- **What is being asked**
All the records that follow need to be reproduced exactly. Omit the images.

- **Input records**
^^^^
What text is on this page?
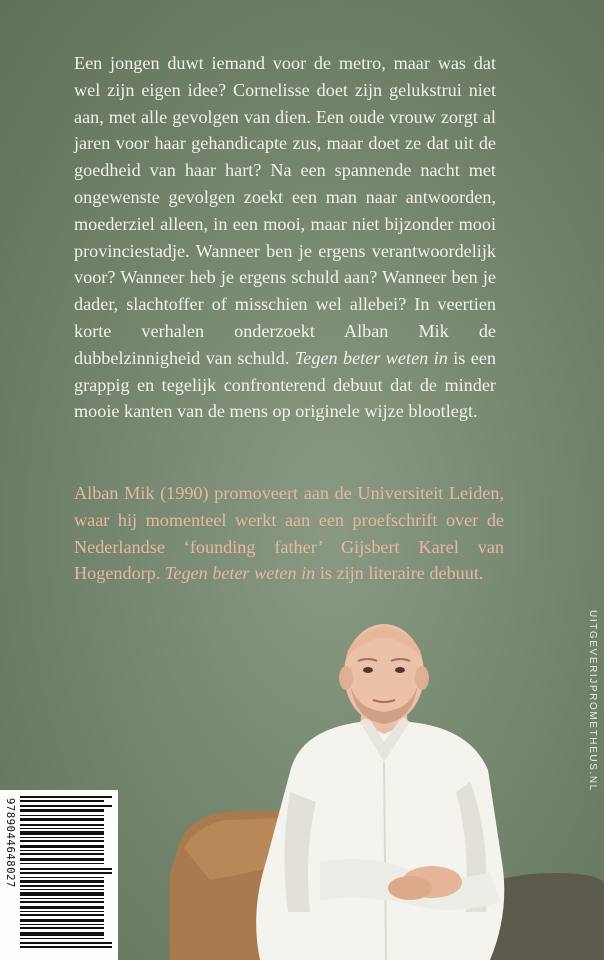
Een jongen duwt iemand voor de metro, maar was dat wel zijn eigen idee? Cornelisse doet zijn gelukstrui niet aan, met alle gevolgen van dien. Een oude vrouw zorgt al jaren voor haar gehandicapte zus, maar doet ze dat uit de goedheid van haar hart? Na een spannende nacht met ongewenste gevolgen zoekt een man naar antwoorden, moederziel alleen, in een mooi, maar niet bijzonder mooi provinciestadje. Wanneer ben je ergens verantwoordelijk voor? Wanneer heb je ergens schuld aan? Wanneer ben je dader, slachtoffer of misschien wel allebei? In veertien korte verhalen onderzoekt Alban Mik de dubbelzinnigheid van schuld. Tegen beter weten in is een grappig en tegelijk confronterend debuut dat de minder mooie kanten van de mens op originele wijze blootlegt.

Alban Mik (1990) promoveert aan de Universiteit Leiden, waar hij momenteel werkt aan een proefschrift over de Nederlandse ‘founding father’ Gijsbert Karel van Hogendorp. Tegen beter weten in is zijn literaire debuut.

UITGEVERIJPROMETHEUS.NL
9789044648027
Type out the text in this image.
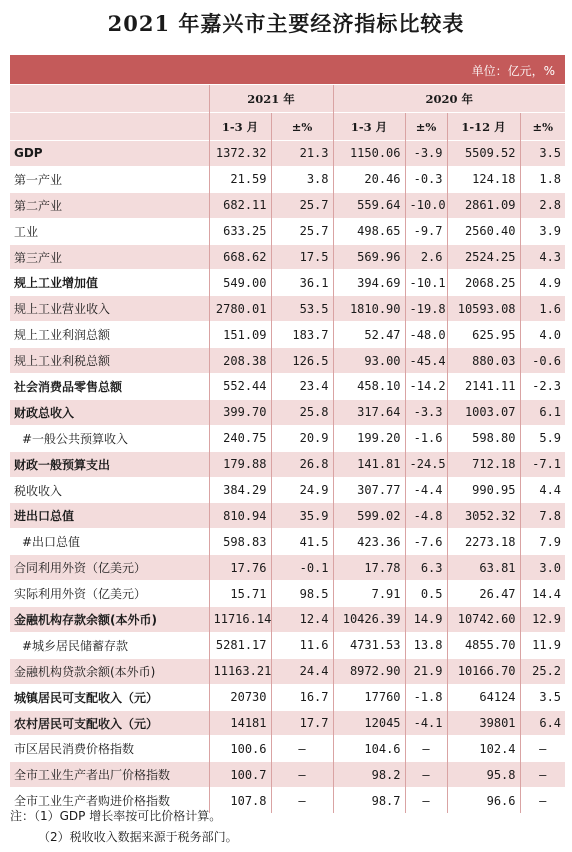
2021 年嘉兴市主要经济指标比较表
单位：亿元，%
	2021 年		2020 年			
	1-3 月	±%	1-3 月	±%	1-12 月	±%
GDP	1372.32	21.3	1150.06	-3.9	5509.52	3.5
第一产业	21.59	3.8	20.46	-0.3	124.18	1.8
第二产业	682.11	25.7	559.64	-10.0	2861.09	2.8
工业	633.25	25.7	498.65	-9.7	2560.40	3.9
第三产业	668.62	17.5	569.96	2.6	2524.25	4.3
规上工业增加值	549.00	36.1	394.69	-10.1	2068.25	4.9
规上工业营业收入	2780.01	53.5	1810.90	-19.8	10593.08	1.6
规上工业利润总额	151.09	183.7	52.47	-48.0	625.95	4.0
规上工业利税总额	208.38	126.5	93.00	-45.4	880.03	-0.6
社会消费品零售总额	552.44	23.4	458.10	-14.2	2141.11	-2.3
财政总收入	399.70	25.8	317.64	-3.3	1003.07	6.1
#一般公共预算收入	240.75	20.9	199.20	-1.6	598.80	5.9
财政一般预算支出	179.88	26.8	141.81	-24.5	712.18	-7.1
税收收入	384.29	24.9	307.77	-4.4	990.95	4.4
进出口总值	810.94	35.9	599.02	-4.8	3052.32	7.8
#出口总值	598.83	41.5	423.36	-7.6	2273.18	7.9
合同利用外资（亿美元）	17.76	-0.1	17.78	6.3	63.81	3.0
实际利用外资（亿美元）	15.71	98.5	7.91	0.5	26.47	14.4
金融机构存款余额(本外币)	11716.14	12.4	10426.39	14.9	10742.60	12.9
#城乡居民储蓄存款	5281.17	11.6	4731.53	13.8	4855.70	11.9
金融机构贷款余额(本外币)	11163.21	24.4	8972.90	21.9	10166.70	25.2
城镇居民可支配收入（元）	20730	16.7	17760	-1.8	64124	3.5
农村居民可支配收入（元）	14181	17.7	12045	-4.1	39801	6.4
市区居民消费价格指数	100.6	—	104.6	—	102.4	—
全市工业生产者出厂价格指数	100.7	—	98.2	—	95.8	—
全市工业生产者购进价格指数	107.8	—	98.7	—	96.6	—
注：（1）GDP 增长率按可比价格计算。
（2）税收收入数据来源于税务部门。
^^^^
- **Completed exercise**
What text is on this page?
Een jongen duwt iemand voor de metro, maar was dat wel zijn eigen idee? Cornelisse doet zijn gelukstrui niet aan, met alle gevolgen van dien. Een oude vrouw zorgt al jaren voor haar gehandicapte zus, maar doet ze dat uit de goedheid van haar hart? Na een spannende nacht met ongewenste gevolgen zoekt een man naar antwoorden, moederziel alleen, in een mooi, maar niet bijzonder mooi provinciestadje. Wanneer ben je ergens verantwoordelijk voor? Wanneer heb je ergens schuld aan? Wanneer ben je dader, slachtoffer of misschien wel allebei? In veertien korte verhalen onderzoekt Alban Mik de dubbelzinnigheid van schuld. Tegen beter weten in is een grappig en tegelijk confronterend debuut dat de minder mooie kanten van de mens op originele wijze blootlegt.

Alban Mik (1990) promoveert aan de Universiteit Leiden, waar hij momenteel werkt aan een proefschrift over de Nederlandse ‘founding father’ Gijsbert Karel van Hogendorp. Tegen beter weten in is zijn literaire debuut.

UITGEVERIJPROMETHEUS.NL
9789044648027
Type out the text in this image.
2021 年嘉兴市主要经济指标比较表
单位：亿元，%
	2021 年		2020 年			
	1-3 月	±%	1-3 月	±%	1-12 月	±%
GDP	1372.32	21.3	1150.06	-3.9	5509.52	3.5
第一产业	21.59	3.8	20.46	-0.3	124.18	1.8
第二产业	682.11	25.7	559.64	-10.0	2861.09	2.8
工业	633.25	25.7	498.65	-9.7	2560.40	3.9
第三产业	668.62	17.5	569.96	2.6	2524.25	4.3
规上工业增加值	549.00	36.1	394.69	-10.1	2068.25	4.9
规上工业营业收入	2780.01	53.5	1810.90	-19.8	10593.08	1.6
规上工业利润总额	151.09	183.7	52.47	-48.0	625.95	4.0
规上工业利税总额	208.38	126.5	93.00	-45.4	880.03	-0.6
社会消费品零售总额	552.44	23.4	458.10	-14.2	2141.11	-2.3
财政总收入	399.70	25.8	317.64	-3.3	1003.07	6.1
#一般公共预算收入	240.75	20.9	199.20	-1.6	598.80	5.9
财政一般预算支出	179.88	26.8	141.81	-24.5	712.18	-7.1
税收收入	384.29	24.9	307.77	-4.4	990.95	4.4
进出口总值	810.94	35.9	599.02	-4.8	3052.32	7.8
#出口总值	598.83	41.5	423.36	-7.6	2273.18	7.9
合同利用外资（亿美元）	17.76	-0.1	17.78	6.3	63.81	3.0
实际利用外资（亿美元）	15.71	98.5	7.91	0.5	26.47	14.4
金融机构存款余额(本外币)	11716.14	12.4	10426.39	14.9	10742.60	12.9
#城乡居民储蓄存款	5281.17	11.6	4731.53	13.8	4855.70	11.9
金融机构贷款余额(本外币)	11163.21	24.4	8972.90	21.9	10166.70	25.2
城镇居民可支配收入（元）	20730	16.7	17760	-1.8	64124	3.5
农村居民可支配收入（元）	14181	17.7	12045	-4.1	39801	6.4
市区居民消费价格指数	100.6	—	104.6	—	102.4	—
全市工业生产者出厂价格指数	100.7	—	98.2	—	95.8	—
全市工业生产者购进价格指数	107.8	—	98.7	—	96.6	—
注：（1）GDP 增长率按可比价格计算。
（2）税收收入数据来源于税务部门。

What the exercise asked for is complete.